Short exercise: Copy the rows below word for word, from the start of the rows down through the line containing "option-virtualbox-image: VirtualBox .vdi", both included.

Data extract:

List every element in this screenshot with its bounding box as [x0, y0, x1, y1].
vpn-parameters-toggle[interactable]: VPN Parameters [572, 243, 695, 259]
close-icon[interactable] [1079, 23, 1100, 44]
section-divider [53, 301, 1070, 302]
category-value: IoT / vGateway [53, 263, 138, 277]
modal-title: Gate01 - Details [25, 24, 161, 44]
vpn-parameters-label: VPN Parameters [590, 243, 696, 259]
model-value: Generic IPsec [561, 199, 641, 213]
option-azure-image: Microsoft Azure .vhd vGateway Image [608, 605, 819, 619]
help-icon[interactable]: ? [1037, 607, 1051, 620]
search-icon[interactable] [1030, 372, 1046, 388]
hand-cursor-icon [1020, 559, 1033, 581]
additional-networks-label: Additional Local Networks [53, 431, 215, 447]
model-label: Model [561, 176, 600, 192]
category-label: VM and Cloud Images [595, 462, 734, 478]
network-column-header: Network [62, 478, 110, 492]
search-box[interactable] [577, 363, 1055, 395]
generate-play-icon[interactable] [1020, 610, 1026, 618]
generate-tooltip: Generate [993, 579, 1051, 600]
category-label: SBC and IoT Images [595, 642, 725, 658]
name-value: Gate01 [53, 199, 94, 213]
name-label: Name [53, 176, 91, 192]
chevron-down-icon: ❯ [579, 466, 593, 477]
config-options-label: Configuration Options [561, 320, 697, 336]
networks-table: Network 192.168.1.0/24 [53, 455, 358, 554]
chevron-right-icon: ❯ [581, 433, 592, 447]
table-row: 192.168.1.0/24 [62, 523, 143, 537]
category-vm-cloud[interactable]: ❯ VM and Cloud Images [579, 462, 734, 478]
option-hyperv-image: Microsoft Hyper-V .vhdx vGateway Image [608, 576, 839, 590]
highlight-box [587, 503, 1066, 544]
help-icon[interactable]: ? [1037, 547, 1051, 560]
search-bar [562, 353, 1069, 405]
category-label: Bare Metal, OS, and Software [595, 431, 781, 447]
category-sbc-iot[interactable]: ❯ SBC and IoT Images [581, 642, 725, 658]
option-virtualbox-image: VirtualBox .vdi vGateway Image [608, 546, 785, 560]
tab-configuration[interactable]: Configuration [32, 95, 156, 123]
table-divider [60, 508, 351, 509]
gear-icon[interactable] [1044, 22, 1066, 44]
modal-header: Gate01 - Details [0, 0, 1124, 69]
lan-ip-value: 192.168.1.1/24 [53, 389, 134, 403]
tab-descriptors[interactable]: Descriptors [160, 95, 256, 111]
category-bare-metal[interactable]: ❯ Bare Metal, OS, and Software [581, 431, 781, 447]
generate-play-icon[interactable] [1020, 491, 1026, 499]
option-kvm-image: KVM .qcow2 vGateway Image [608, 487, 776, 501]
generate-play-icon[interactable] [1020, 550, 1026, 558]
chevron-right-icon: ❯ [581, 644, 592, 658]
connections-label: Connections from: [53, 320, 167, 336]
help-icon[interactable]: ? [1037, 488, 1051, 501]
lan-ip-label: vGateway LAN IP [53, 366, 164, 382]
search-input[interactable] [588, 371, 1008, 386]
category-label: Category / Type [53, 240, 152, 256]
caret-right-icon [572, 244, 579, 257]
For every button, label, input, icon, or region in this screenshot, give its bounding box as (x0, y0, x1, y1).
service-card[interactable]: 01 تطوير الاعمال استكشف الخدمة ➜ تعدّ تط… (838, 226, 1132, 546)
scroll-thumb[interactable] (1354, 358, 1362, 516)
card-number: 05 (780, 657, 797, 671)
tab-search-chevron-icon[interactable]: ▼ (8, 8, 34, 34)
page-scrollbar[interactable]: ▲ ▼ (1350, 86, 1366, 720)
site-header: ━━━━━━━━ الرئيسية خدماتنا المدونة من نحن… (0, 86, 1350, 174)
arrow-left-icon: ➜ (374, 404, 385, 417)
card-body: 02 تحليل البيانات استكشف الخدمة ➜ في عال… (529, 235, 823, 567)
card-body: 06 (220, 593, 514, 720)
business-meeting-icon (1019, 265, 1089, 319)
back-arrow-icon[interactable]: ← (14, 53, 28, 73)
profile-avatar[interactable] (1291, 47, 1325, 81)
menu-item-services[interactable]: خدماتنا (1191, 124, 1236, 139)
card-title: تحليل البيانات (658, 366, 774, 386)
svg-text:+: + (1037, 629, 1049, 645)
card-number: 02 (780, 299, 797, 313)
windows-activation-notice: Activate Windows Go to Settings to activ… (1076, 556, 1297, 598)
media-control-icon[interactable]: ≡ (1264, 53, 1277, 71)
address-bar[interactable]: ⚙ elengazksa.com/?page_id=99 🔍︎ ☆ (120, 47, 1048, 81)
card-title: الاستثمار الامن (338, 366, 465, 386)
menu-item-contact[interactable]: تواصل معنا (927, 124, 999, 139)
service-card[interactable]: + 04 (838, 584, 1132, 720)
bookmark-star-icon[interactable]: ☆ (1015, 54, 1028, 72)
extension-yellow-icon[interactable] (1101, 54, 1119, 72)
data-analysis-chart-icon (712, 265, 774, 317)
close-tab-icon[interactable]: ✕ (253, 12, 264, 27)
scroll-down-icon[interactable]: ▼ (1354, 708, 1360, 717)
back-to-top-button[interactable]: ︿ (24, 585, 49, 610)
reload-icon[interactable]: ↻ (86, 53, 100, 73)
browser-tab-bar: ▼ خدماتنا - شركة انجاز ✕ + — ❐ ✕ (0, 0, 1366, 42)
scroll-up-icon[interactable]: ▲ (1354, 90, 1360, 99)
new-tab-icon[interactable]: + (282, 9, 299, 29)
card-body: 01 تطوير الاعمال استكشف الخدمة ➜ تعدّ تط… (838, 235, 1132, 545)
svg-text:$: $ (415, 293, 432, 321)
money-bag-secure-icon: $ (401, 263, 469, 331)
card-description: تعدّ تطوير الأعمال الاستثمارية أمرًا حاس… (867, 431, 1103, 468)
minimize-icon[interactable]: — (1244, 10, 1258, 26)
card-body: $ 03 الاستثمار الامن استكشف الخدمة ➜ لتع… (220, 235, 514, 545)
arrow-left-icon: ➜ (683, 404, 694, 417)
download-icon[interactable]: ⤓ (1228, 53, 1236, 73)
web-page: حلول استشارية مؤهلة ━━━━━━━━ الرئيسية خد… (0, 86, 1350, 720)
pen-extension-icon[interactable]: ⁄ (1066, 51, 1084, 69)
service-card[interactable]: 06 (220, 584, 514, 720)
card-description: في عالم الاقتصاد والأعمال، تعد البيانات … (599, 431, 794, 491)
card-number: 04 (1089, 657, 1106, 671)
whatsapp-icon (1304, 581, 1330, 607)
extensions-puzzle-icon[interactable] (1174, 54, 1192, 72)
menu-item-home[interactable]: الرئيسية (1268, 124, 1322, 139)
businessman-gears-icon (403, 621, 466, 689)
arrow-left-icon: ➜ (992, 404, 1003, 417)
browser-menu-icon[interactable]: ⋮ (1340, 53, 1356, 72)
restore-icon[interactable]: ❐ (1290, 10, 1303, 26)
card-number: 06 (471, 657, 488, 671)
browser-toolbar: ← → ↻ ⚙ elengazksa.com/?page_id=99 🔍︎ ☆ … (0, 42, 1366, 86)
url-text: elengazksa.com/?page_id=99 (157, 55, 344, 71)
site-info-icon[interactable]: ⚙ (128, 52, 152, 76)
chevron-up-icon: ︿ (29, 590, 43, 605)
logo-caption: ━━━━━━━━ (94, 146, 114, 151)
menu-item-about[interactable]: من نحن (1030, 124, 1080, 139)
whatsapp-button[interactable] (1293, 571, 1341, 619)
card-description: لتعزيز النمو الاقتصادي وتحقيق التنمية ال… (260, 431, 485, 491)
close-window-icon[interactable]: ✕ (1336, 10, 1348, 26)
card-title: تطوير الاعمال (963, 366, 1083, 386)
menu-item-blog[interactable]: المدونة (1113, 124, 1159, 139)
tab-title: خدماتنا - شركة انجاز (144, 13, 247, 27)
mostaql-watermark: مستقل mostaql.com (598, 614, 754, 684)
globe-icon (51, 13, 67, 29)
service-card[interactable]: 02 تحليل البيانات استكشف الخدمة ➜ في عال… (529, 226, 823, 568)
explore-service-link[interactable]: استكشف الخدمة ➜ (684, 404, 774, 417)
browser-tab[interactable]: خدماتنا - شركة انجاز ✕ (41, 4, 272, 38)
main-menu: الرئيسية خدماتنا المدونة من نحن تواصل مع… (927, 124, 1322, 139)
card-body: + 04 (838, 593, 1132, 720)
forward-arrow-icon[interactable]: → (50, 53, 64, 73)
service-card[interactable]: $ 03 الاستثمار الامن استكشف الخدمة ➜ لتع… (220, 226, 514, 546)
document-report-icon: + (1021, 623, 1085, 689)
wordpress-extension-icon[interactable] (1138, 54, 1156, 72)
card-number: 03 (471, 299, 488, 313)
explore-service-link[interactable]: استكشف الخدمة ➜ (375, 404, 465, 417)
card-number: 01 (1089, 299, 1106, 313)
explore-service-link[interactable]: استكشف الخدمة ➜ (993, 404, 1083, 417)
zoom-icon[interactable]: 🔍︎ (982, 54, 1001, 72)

Exercise answer:
List every element in this screenshot with its bounding box as [x0, y0, x1, y1].
vpn-parameters-toggle[interactable]: VPN Parameters [572, 243, 695, 259]
close-icon[interactable] [1079, 23, 1100, 44]
section-divider [53, 301, 1070, 302]
category-value: IoT / vGateway [53, 263, 138, 277]
modal-title: Gate01 - Details [25, 24, 161, 44]
vpn-parameters-label: VPN Parameters [590, 243, 696, 259]
model-value: Generic IPsec [561, 199, 641, 213]
option-azure-image: Microsoft Azure .vhd vGateway Image [608, 605, 819, 619]
help-icon[interactable]: ? [1037, 607, 1051, 620]
search-icon[interactable] [1030, 372, 1046, 388]
hand-cursor-icon [1020, 559, 1033, 581]
additional-networks-label: Additional Local Networks [53, 431, 215, 447]
model-label: Model [561, 176, 600, 192]
category-label: VM and Cloud Images [595, 462, 734, 478]
network-column-header: Network [62, 478, 110, 492]
search-box[interactable] [577, 363, 1055, 395]
generate-play-icon[interactable] [1020, 610, 1026, 618]
generate-tooltip: Generate [993, 579, 1051, 600]
category-label: SBC and IoT Images [595, 642, 725, 658]
name-value: Gate01 [53, 199, 94, 213]
name-label: Name [53, 176, 91, 192]
chevron-down-icon: ❯ [579, 466, 593, 477]
config-options-label: Configuration Options [561, 320, 697, 336]
networks-table: Network 192.168.1.0/24 [53, 455, 358, 554]
chevron-right-icon: ❯ [581, 433, 592, 447]
table-row: 192.168.1.0/24 [62, 523, 143, 537]
category-vm-cloud[interactable]: ❯ VM and Cloud Images [579, 462, 734, 478]
option-hyperv-image: Microsoft Hyper-V .vhdx vGateway Image [608, 576, 839, 590]
highlight-box [587, 503, 1066, 544]
help-icon[interactable]: ? [1037, 547, 1051, 560]
search-bar [562, 353, 1069, 405]
category-label: Bare Metal, OS, and Software [595, 431, 781, 447]
category-sbc-iot[interactable]: ❯ SBC and IoT Images [581, 642, 725, 658]
option-virtualbox-image: VirtualBox .vdi vGateway Image [608, 546, 785, 560]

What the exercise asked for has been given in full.